* _Task prompt_
Below are some records. Say in a single number how many of their lines include the word "name".
── Records for this exercise ──
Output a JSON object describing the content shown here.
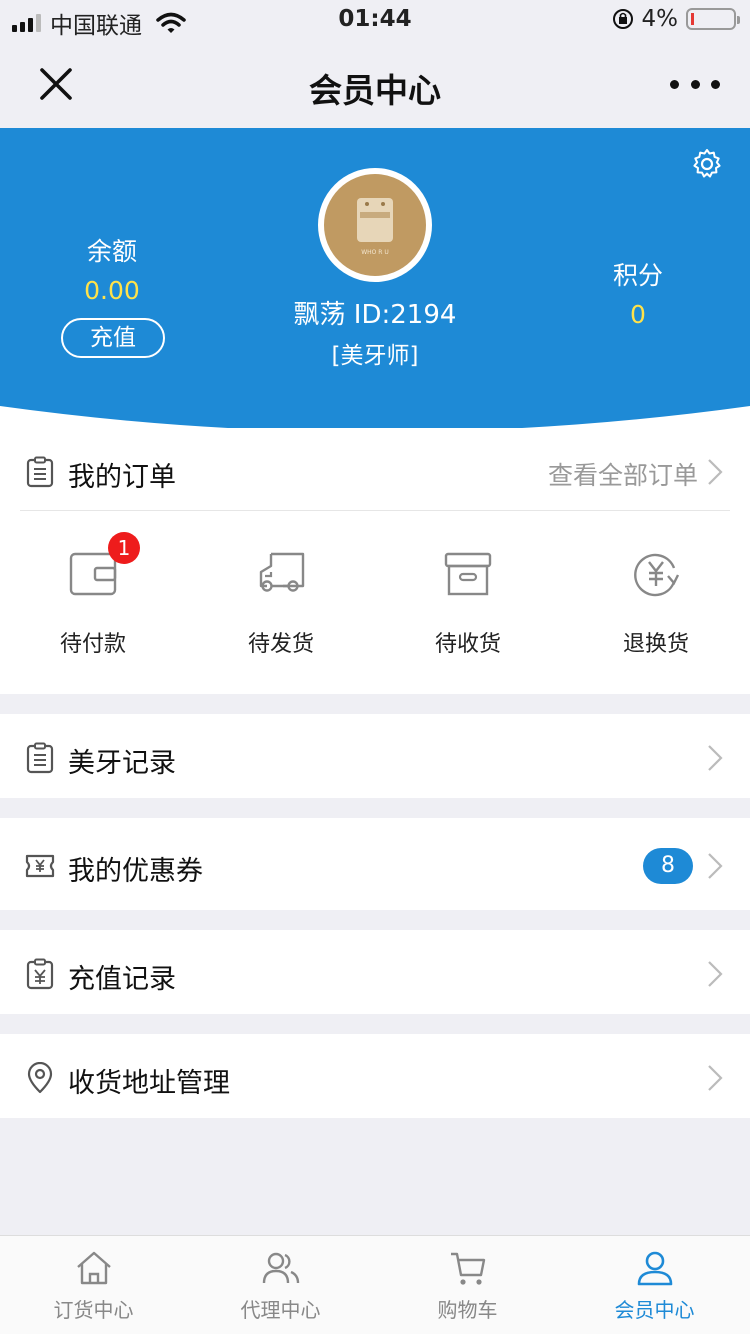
{
  "status_bar": {
    "carrier": "中国联通",
    "time": "01:44",
    "battery": "4%"
  },
  "nav": {
    "title": "会员中心"
  },
  "profile": {
    "balance_label": "余额",
    "balance_value": "0.00",
    "recharge_label": "充值",
    "name": "飘荡 ID:2194",
    "role": "[美牙师]",
    "points_label": "积分",
    "points_value": "0",
    "avatar_text": "WHO R U"
  },
  "orders": {
    "title": "我的订单",
    "view_all": "查看全部订单",
    "statuses": [
      {
        "label": "待付款",
        "icon": "wallet-icon",
        "badge": "1"
      },
      {
        "label": "待发货",
        "icon": "delivery-truck-icon"
      },
      {
        "label": "待收货",
        "icon": "box-icon"
      },
      {
        "label": "退换货",
        "icon": "yuan-refund-icon"
      }
    ]
  },
  "menu": [
    {
      "label": "美牙记录",
      "icon": "clipboard-icon"
    },
    {
      "label": "我的优惠券",
      "icon": "coupon-icon",
      "badge": "8"
    },
    {
      "label": "充值记录",
      "icon": "recharge-record-icon"
    },
    {
      "label": "收货地址管理",
      "icon": "location-pin-icon"
    }
  ],
  "tabs": [
    {
      "label": "订货中心",
      "icon": "home-icon",
      "active": false
    },
    {
      "label": "代理中心",
      "icon": "users-icon",
      "active": false
    },
    {
      "label": "购物车",
      "icon": "cart-icon",
      "active": false
    },
    {
      "label": "会员中心",
      "icon": "user-icon",
      "active": true
    }
  ],
  "colors": {
    "brand_blue": "#1e8ad6",
    "money_yellow": "#ffe24a",
    "badge_red": "#ee1c1c"
  }
}
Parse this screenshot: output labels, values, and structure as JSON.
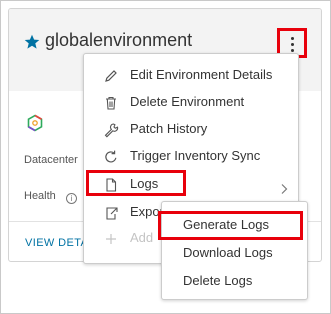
{
  "card": {
    "title": "globalenvironment",
    "fields": {
      "datacenter_label": "Datacenter",
      "health_label": "Health",
      "info_icon": "i"
    },
    "view_details": "VIEW DETAILS"
  },
  "menu": {
    "items": [
      {
        "label": "Edit Environment Details",
        "icon": "pencil-icon",
        "disabled": false
      },
      {
        "label": "Delete Environment",
        "icon": "trash-icon",
        "disabled": false
      },
      {
        "label": "Patch History",
        "icon": "wrench-icon",
        "disabled": false
      },
      {
        "label": "Trigger Inventory Sync",
        "icon": "refresh-icon",
        "disabled": false
      },
      {
        "label": "Logs",
        "icon": "file-icon",
        "disabled": false,
        "has_submenu": true
      },
      {
        "label": "Export",
        "icon": "export-icon",
        "disabled": false
      },
      {
        "label": "Add",
        "icon": "plus-icon",
        "disabled": true
      }
    ]
  },
  "submenu": {
    "items": [
      {
        "label": "Generate Logs"
      },
      {
        "label": "Download Logs"
      },
      {
        "label": "Delete Logs"
      }
    ]
  },
  "colors": {
    "highlight": "#e8000b",
    "star": "#0072a3",
    "link": "#0072a3",
    "header_bg": "#f3f3f3"
  }
}
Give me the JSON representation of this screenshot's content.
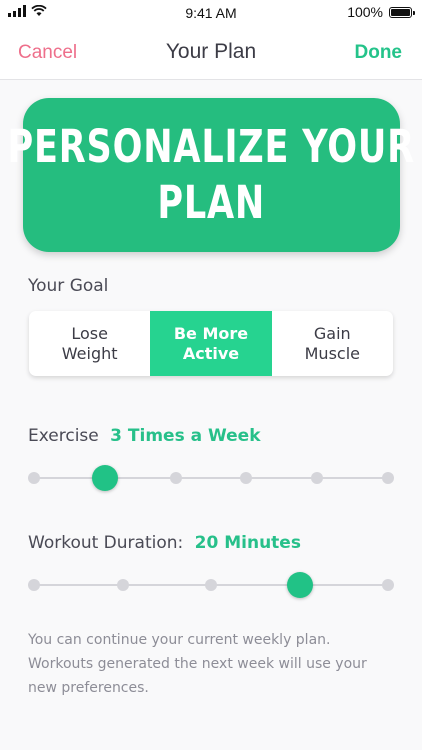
{
  "status_bar": {
    "time": "9:41 AM",
    "battery_text": "100%",
    "battery_level": 1.0,
    "icons": [
      "signal-icon",
      "wifi-icon",
      "battery-icon"
    ]
  },
  "nav": {
    "cancel_label": "Cancel",
    "title": "Your Plan",
    "done_label": "Done"
  },
  "hero": {
    "line1": "PERSONALIZE YOUR",
    "line2": "PLAN"
  },
  "goal": {
    "label": "Your Goal",
    "options": [
      "Lose\nWeight",
      "Be More\nActive",
      "Gain\nMuscle"
    ],
    "selected_index": 1
  },
  "exercise": {
    "label": "Exercise",
    "value": "3 Times a Week",
    "steps": 6,
    "selected_step": 1
  },
  "duration": {
    "label": "Workout Duration:",
    "value": "20 Minutes",
    "steps": 5,
    "selected_step": 3
  },
  "info_text": "You can continue your current weekly plan. Workouts generated the next week will use your new preferences.",
  "colors": {
    "accent_green": "#25bd7f",
    "segment_active": "#26d390",
    "cancel_pink": "#ee6f8b",
    "value_green": "#27c08a",
    "background": "#f9f9fa"
  }
}
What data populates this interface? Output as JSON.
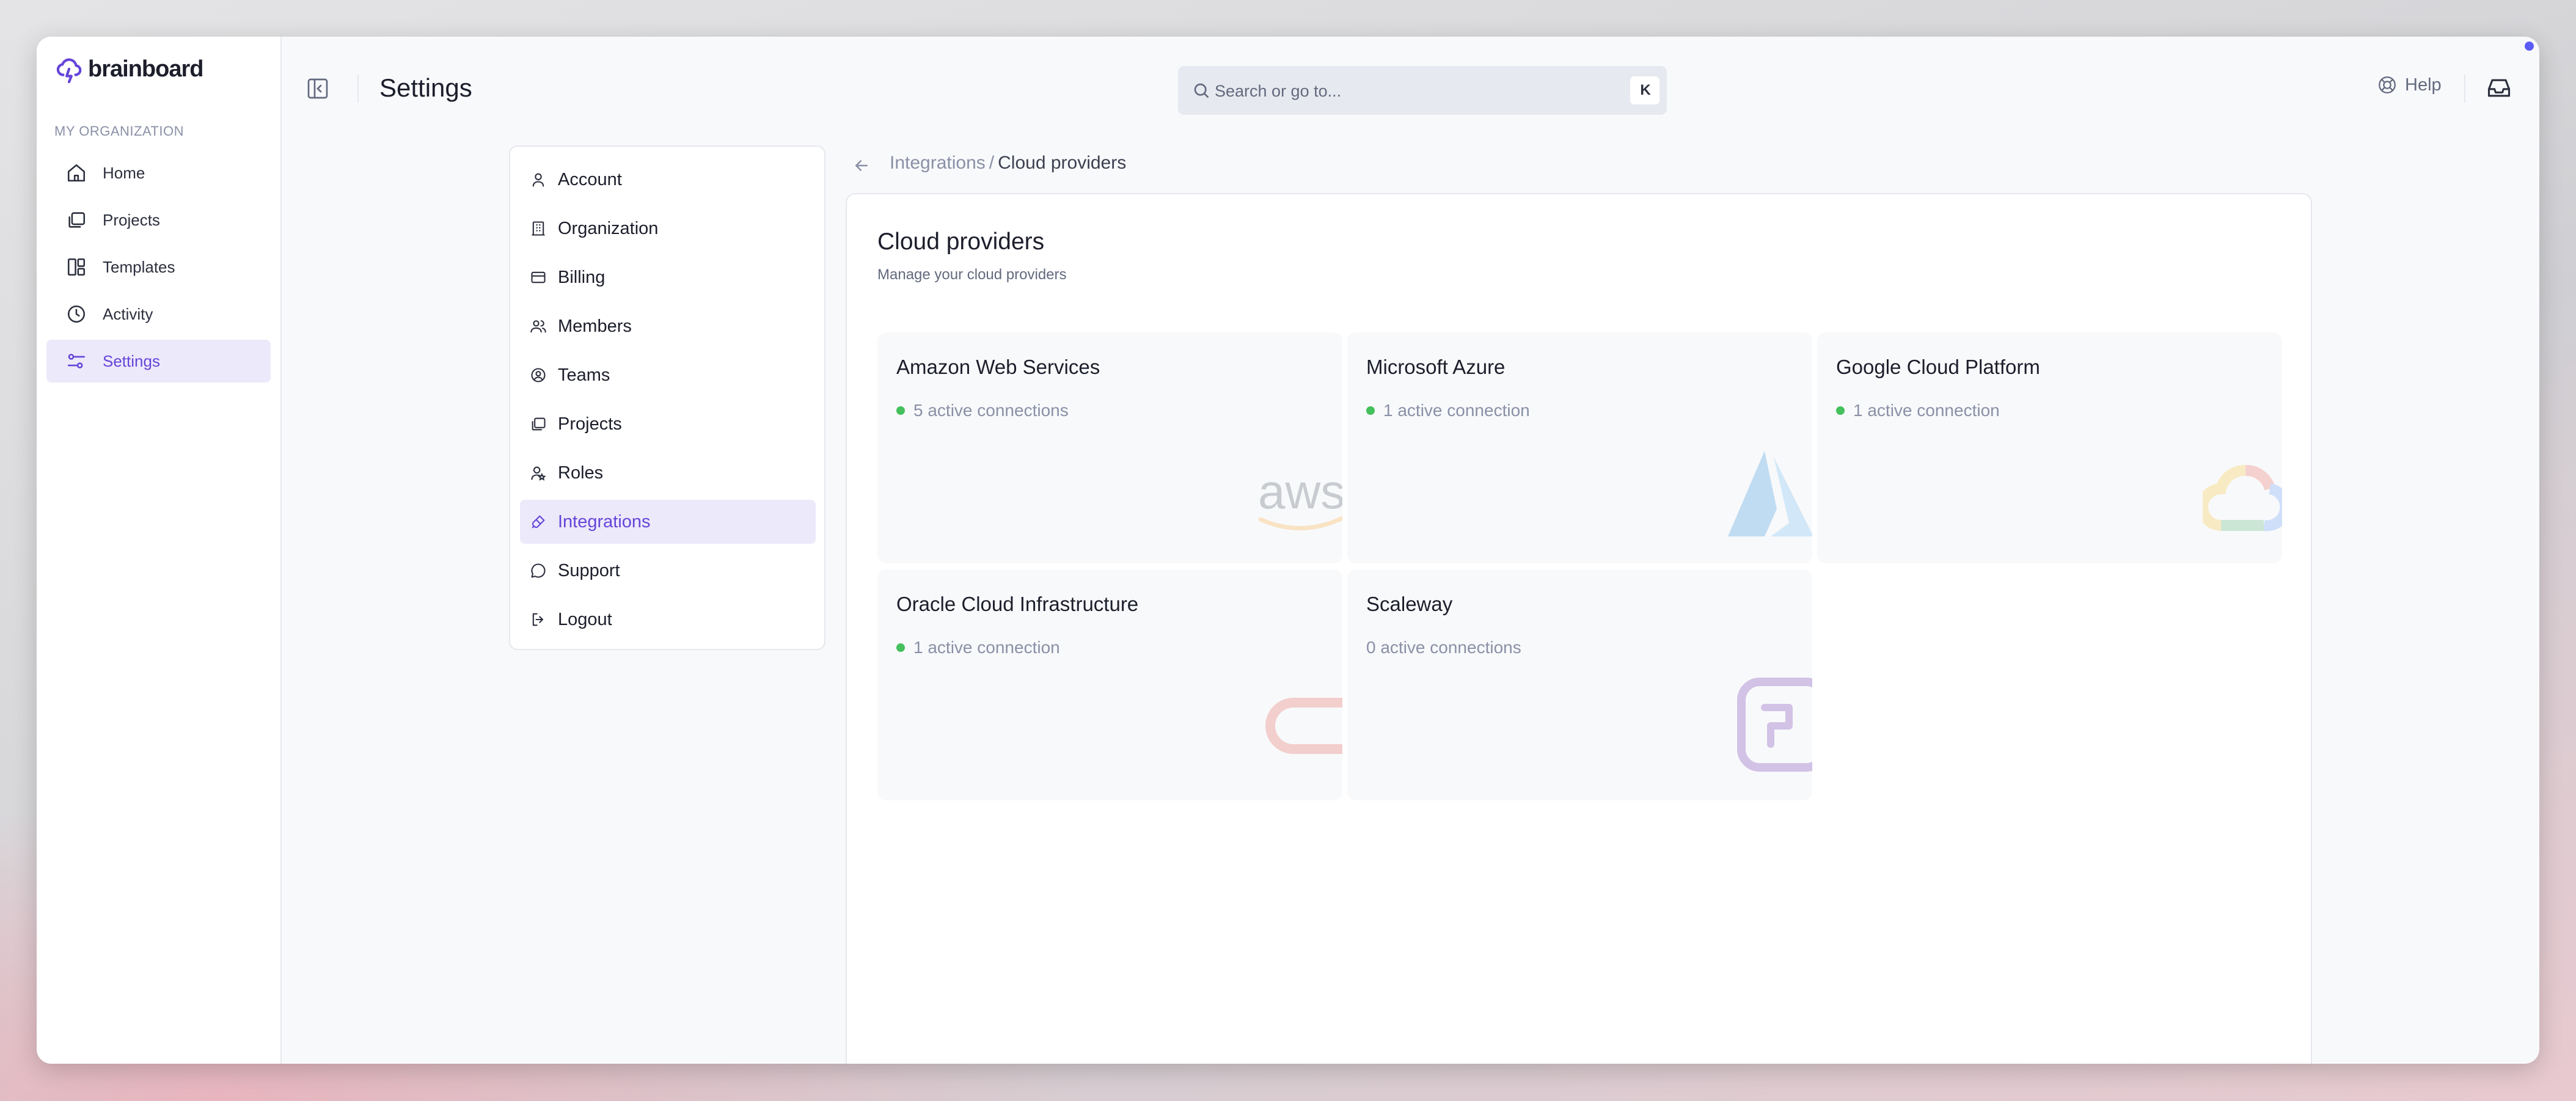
{
  "app": {
    "brand": "brainboard"
  },
  "sidebar": {
    "section_label": "MY ORGANIZATION",
    "items": [
      {
        "label": "Home",
        "icon": "home-icon",
        "active": false
      },
      {
        "label": "Projects",
        "icon": "projects-icon",
        "active": false
      },
      {
        "label": "Templates",
        "icon": "templates-icon",
        "active": false
      },
      {
        "label": "Activity",
        "icon": "clock-icon",
        "active": false
      },
      {
        "label": "Settings",
        "icon": "sliders-icon",
        "active": true
      }
    ]
  },
  "header": {
    "title": "Settings",
    "search_placeholder": "Search or go to...",
    "shortcut_keys": [
      "⌘",
      "K"
    ],
    "help_label": "Help"
  },
  "settings_menu": {
    "items": [
      {
        "label": "Account",
        "icon": "user-icon",
        "active": false
      },
      {
        "label": "Organization",
        "icon": "building-icon",
        "active": false
      },
      {
        "label": "Billing",
        "icon": "credit-card-icon",
        "active": false
      },
      {
        "label": "Members",
        "icon": "users-icon",
        "active": false
      },
      {
        "label": "Teams",
        "icon": "team-icon",
        "active": false
      },
      {
        "label": "Projects",
        "icon": "projects-icon",
        "active": false
      },
      {
        "label": "Roles",
        "icon": "role-icon",
        "active": false
      },
      {
        "label": "Integrations",
        "icon": "plug-icon",
        "active": true
      },
      {
        "label": "Support",
        "icon": "chat-icon",
        "active": false
      },
      {
        "label": "Logout",
        "icon": "logout-icon",
        "active": false
      }
    ]
  },
  "breadcrumb": {
    "parent": "Integrations",
    "separator": "/",
    "current": "Cloud providers"
  },
  "main": {
    "title": "Cloud providers",
    "subtitle": "Manage your cloud providers",
    "providers": [
      {
        "name": "Amazon Web Services",
        "status": "5 active connections",
        "has_connection": true,
        "logo": "aws-logo"
      },
      {
        "name": "Microsoft Azure",
        "status": "1 active connection",
        "has_connection": true,
        "logo": "azure-logo"
      },
      {
        "name": "Google Cloud Platform",
        "status": "1 active connection",
        "has_connection": true,
        "logo": "gcp-logo"
      },
      {
        "name": "Oracle Cloud Infrastructure",
        "status": "1 active connection",
        "has_connection": true,
        "logo": "oracle-logo"
      },
      {
        "name": "Scaleway",
        "status": "0 active connections",
        "has_connection": false,
        "logo": "scaleway-logo"
      }
    ]
  },
  "colors": {
    "accent": "#6545d9",
    "active_bg": "#ece9fb",
    "status_green": "#44c05c",
    "notification_dot": "#5b5bf5"
  }
}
───
* _Expected output_
6